### What you have to do:
Tally every line of the material that includes "deberá", then give the tally and nothing else.

[Start]

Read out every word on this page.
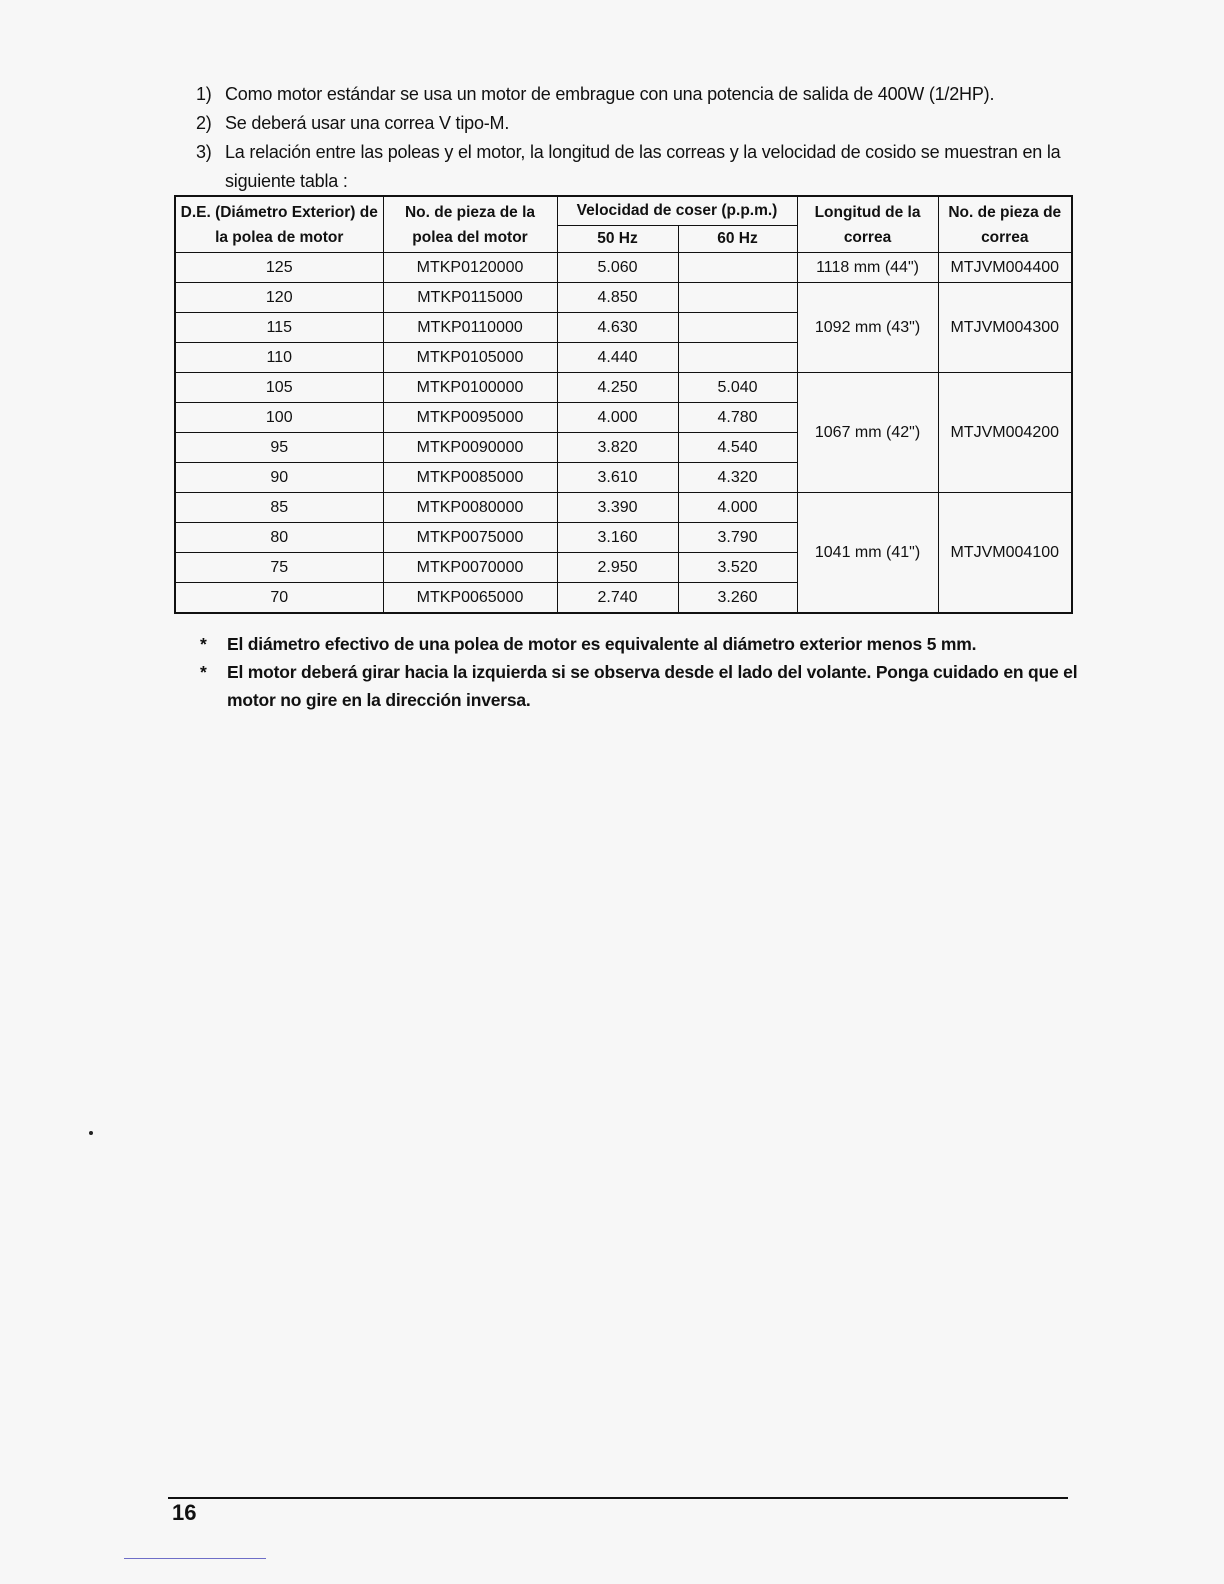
1) Como motor estándar se usa un motor de embrague con una potencia de salida de 400W (1/2HP).
2) Se deberá usar una correa V tipo-M.
3) La relación entre las poleas y el motor, la longitud de las correas y la velocidad de cosido se muestran en la siguiente tabla :
D.E. (Diámetro Exterior) de la polea de motor	No. de pieza de la polea del motor	Velocidad de coser (p.p.m.)		Longitud de la correa	No. de pieza de correa
		50 Hz	60 Hz		
125	MTKP0120000	5.060		1118 mm (44")	MTJVM004400
120	MTKP0115000	4.850		1092 mm (43")	MTJVM004300
115	MTKP0110000	4.630			
110	MTKP0105000	4.440			
105	MTKP0100000	4.250	5.040	1067 mm (42")	MTJVM004200
100	MTKP0095000	4.000	4.780		
95	MTKP0090000	3.820	4.540		
90	MTKP0085000	3.610	4.320		
85	MTKP0080000	3.390	4.000	1041 mm (41")	MTJVM004100
80	MTKP0075000	3.160	3.790		
75	MTKP0070000	2.950	3.520		
70	MTKP0065000	2.740	3.260		
*	El diámetro efectivo de una polea de motor es equivalente al diámetro exterior menos 5 mm.
*	El motor deberá girar hacia la izquierda si se observa desde el lado del volante. Ponga cuidado en que el motor no gire en la dirección inversa.
16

[End]

### Output for this exercise:
2